Exercise aim -
Write out all of the data without omission, exactly as shown.

[Collected data]
## Start
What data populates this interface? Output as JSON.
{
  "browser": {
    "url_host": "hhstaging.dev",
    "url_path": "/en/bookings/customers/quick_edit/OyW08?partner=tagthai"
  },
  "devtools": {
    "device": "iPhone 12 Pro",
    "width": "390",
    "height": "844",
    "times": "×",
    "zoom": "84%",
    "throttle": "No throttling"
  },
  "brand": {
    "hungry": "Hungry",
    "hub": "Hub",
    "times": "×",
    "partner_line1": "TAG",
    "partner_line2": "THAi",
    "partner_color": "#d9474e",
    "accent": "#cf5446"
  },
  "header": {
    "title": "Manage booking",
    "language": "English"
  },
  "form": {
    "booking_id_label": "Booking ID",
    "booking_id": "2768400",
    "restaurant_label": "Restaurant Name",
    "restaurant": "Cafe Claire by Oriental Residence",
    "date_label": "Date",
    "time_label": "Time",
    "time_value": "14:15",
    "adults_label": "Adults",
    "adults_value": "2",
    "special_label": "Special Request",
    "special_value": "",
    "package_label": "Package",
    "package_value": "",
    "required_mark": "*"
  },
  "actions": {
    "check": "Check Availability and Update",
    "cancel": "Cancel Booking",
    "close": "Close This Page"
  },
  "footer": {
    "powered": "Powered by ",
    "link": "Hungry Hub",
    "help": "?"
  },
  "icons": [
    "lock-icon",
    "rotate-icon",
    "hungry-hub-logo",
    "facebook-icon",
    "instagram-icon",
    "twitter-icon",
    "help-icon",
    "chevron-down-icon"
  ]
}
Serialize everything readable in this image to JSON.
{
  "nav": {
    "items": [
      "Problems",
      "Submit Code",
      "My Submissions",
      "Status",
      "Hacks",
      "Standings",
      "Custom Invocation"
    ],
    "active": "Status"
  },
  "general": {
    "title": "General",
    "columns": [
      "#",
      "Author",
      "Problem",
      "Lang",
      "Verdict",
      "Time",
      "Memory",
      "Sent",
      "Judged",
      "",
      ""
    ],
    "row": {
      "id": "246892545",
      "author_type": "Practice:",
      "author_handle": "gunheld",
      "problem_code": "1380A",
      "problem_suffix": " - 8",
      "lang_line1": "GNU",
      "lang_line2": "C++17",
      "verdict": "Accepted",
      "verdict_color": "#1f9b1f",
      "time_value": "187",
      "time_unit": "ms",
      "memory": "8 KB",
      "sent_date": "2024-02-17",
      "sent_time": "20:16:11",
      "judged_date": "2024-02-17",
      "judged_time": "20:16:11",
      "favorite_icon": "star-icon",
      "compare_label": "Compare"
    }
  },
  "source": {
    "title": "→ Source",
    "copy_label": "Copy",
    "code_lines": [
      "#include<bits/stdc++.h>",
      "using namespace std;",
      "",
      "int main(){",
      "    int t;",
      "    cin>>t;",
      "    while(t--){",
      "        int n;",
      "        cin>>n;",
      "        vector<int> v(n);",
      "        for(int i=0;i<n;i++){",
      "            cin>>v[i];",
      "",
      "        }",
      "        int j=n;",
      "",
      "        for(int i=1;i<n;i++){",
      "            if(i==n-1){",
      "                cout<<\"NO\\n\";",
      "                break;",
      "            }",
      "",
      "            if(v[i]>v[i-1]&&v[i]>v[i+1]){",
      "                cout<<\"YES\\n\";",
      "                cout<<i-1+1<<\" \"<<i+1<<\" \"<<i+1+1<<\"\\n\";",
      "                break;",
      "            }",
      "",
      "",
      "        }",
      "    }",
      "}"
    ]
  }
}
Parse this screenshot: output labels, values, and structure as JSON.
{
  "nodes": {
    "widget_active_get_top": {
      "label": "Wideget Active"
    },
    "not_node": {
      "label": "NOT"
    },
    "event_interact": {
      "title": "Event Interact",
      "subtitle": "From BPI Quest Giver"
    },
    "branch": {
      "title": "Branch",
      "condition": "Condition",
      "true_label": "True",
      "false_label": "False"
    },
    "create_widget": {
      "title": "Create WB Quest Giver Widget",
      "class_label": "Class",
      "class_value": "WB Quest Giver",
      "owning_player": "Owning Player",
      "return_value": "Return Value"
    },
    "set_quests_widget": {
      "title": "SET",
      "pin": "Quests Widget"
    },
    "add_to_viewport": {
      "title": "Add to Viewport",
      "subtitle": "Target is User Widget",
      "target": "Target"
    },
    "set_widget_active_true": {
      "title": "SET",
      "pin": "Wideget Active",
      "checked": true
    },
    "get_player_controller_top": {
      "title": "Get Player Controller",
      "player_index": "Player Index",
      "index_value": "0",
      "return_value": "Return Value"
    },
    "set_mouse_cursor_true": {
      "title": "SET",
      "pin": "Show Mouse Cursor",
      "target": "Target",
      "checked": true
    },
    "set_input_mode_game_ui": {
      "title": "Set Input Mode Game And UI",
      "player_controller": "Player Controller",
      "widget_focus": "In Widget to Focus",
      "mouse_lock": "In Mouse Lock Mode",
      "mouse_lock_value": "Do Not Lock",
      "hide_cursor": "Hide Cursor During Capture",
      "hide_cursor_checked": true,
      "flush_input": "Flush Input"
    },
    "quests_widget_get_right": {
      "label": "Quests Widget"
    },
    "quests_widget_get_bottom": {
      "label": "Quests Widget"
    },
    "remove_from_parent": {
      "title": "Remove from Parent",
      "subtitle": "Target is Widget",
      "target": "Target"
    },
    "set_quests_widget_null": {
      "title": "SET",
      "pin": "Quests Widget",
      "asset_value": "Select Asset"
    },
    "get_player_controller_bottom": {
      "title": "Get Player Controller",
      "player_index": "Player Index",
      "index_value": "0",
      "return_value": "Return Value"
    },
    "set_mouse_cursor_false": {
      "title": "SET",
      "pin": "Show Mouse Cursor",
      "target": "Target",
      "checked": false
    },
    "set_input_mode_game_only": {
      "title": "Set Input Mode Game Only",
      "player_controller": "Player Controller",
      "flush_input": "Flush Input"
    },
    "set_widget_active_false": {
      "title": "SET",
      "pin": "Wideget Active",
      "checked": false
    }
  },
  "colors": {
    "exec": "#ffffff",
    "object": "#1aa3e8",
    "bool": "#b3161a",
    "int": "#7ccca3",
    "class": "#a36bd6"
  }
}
## End
Solution to this exercise -
What data populates this interface? Output as JSON.
{
  "browser": {
    "url_host": "hhstaging.dev",
    "url_path": "/en/bookings/customers/quick_edit/OyW08?partner=tagthai"
  },
  "devtools": {
    "device": "iPhone 12 Pro",
    "width": "390",
    "height": "844",
    "times": "×",
    "zoom": "84%",
    "throttle": "No throttling"
  },
  "brand": {
    "hungry": "Hungry",
    "hub": "Hub",
    "times": "×",
    "partner_line1": "TAG",
    "partner_line2": "THAi",
    "partner_color": "#d9474e",
    "accent": "#cf5446"
  },
  "header": {
    "title": "Manage booking",
    "language": "English"
  },
  "form": {
    "booking_id_label": "Booking ID",
    "booking_id": "2768400",
    "restaurant_label": "Restaurant Name",
    "restaurant": "Cafe Claire by Oriental Residence",
    "date_label": "Date",
    "time_label": "Time",
    "time_value": "14:15",
    "adults_label": "Adults",
    "adults_value": "2",
    "special_label": "Special Request",
    "special_value": "",
    "package_label": "Package",
    "package_value": "",
    "required_mark": "*"
  },
  "actions": {
    "check": "Check Availability and Update",
    "cancel": "Cancel Booking",
    "close": "Close This Page"
  },
  "footer": {
    "powered": "Powered by ",
    "link": "Hungry Hub",
    "help": "?"
  },
  "icons": [
    "lock-icon",
    "rotate-icon",
    "hungry-hub-logo",
    "facebook-icon",
    "instagram-icon",
    "twitter-icon",
    "help-icon",
    "chevron-down-icon"
  ]
}
Serialize everything readable in this image to JSON.
{
  "nav": {
    "items": [
      "Problems",
      "Submit Code",
      "My Submissions",
      "Status",
      "Hacks",
      "Standings",
      "Custom Invocation"
    ],
    "active": "Status"
  },
  "general": {
    "title": "General",
    "columns": [
      "#",
      "Author",
      "Problem",
      "Lang",
      "Verdict",
      "Time",
      "Memory",
      "Sent",
      "Judged",
      "",
      ""
    ],
    "row": {
      "id": "246892545",
      "author_type": "Practice:",
      "author_handle": "gunheld",
      "problem_code": "1380A",
      "problem_suffix": " - 8",
      "lang_line1": "GNU",
      "lang_line2": "C++17",
      "verdict": "Accepted",
      "verdict_color": "#1f9b1f",
      "time_value": "187",
      "time_unit": "ms",
      "memory": "8 KB",
      "sent_date": "2024-02-17",
      "sent_time": "20:16:11",
      "judged_date": "2024-02-17",
      "judged_time": "20:16:11",
      "favorite_icon": "star-icon",
      "compare_label": "Compare"
    }
  },
  "source": {
    "title": "→ Source",
    "copy_label": "Copy",
    "code_lines": [
      "#include<bits/stdc++.h>",
      "using namespace std;",
      "",
      "int main(){",
      "    int t;",
      "    cin>>t;",
      "    while(t--){",
      "        int n;",
      "        cin>>n;",
      "        vector<int> v(n);",
      "        for(int i=0;i<n;i++){",
      "            cin>>v[i];",
      "",
      "        }",
      "        int j=n;",
      "",
      "        for(int i=1;i<n;i++){",
      "            if(i==n-1){",
      "                cout<<\"NO\\n\";",
      "                break;",
      "            }",
      "",
      "            if(v[i]>v[i-1]&&v[i]>v[i+1]){",
      "                cout<<\"YES\\n\";",
      "                cout<<i-1+1<<\" \"<<i+1<<\" \"<<i+1+1<<\"\\n\";",
      "                break;",
      "            }",
      "",
      "",
      "        }",
      "    }",
      "}"
    ]
  }
}
Parse this screenshot: output labels, values, and structure as JSON.
{
  "nodes": {
    "widget_active_get_top": {
      "label": "Wideget Active"
    },
    "not_node": {
      "label": "NOT"
    },
    "event_interact": {
      "title": "Event Interact",
      "subtitle": "From BPI Quest Giver"
    },
    "branch": {
      "title": "Branch",
      "condition": "Condition",
      "true_label": "True",
      "false_label": "False"
    },
    "create_widget": {
      "title": "Create WB Quest Giver Widget",
      "class_label": "Class",
      "class_value": "WB Quest Giver",
      "owning_player": "Owning Player",
      "return_value": "Return Value"
    },
    "set_quests_widget": {
      "title": "SET",
      "pin": "Quests Widget"
    },
    "add_to_viewport": {
      "title": "Add to Viewport",
      "subtitle": "Target is User Widget",
      "target": "Target"
    },
    "set_widget_active_true": {
      "title": "SET",
      "pin": "Wideget Active",
      "checked": true
    },
    "get_player_controller_top": {
      "title": "Get Player Controller",
      "player_index": "Player Index",
      "index_value": "0",
      "return_value": "Return Value"
    },
    "set_mouse_cursor_true": {
      "title": "SET",
      "pin": "Show Mouse Cursor",
      "target": "Target",
      "checked": true
    },
    "set_input_mode_game_ui": {
      "title": "Set Input Mode Game And UI",
      "player_controller": "Player Controller",
      "widget_focus": "In Widget to Focus",
      "mouse_lock": "In Mouse Lock Mode",
      "mouse_lock_value": "Do Not Lock",
      "hide_cursor": "Hide Cursor During Capture",
      "hide_cursor_checked": true,
      "flush_input": "Flush Input"
    },
    "quests_widget_get_right": {
      "label": "Quests Widget"
    },
    "quests_widget_get_bottom": {
      "label": "Quests Widget"
    },
    "remove_from_parent": {
      "title": "Remove from Parent",
      "subtitle": "Target is Widget",
      "target": "Target"
    },
    "set_quests_widget_null": {
      "title": "SET",
      "pin": "Quests Widget",
      "asset_value": "Select Asset"
    },
    "get_player_controller_bottom": {
      "title": "Get Player Controller",
      "player_index": "Player Index",
      "index_value": "0",
      "return_value": "Return Value"
    },
    "set_mouse_cursor_false": {
      "title": "SET",
      "pin": "Show Mouse Cursor",
      "target": "Target",
      "checked": false
    },
    "set_input_mode_game_only": {
      "title": "Set Input Mode Game Only",
      "player_controller": "Player Controller",
      "flush_input": "Flush Input"
    },
    "set_widget_active_false": {
      "title": "SET",
      "pin": "Wideget Active",
      "checked": false
    }
  },
  "colors": {
    "exec": "#ffffff",
    "object": "#1aa3e8",
    "bool": "#b3161a",
    "int": "#7ccca3",
    "class": "#a36bd6"
  }
}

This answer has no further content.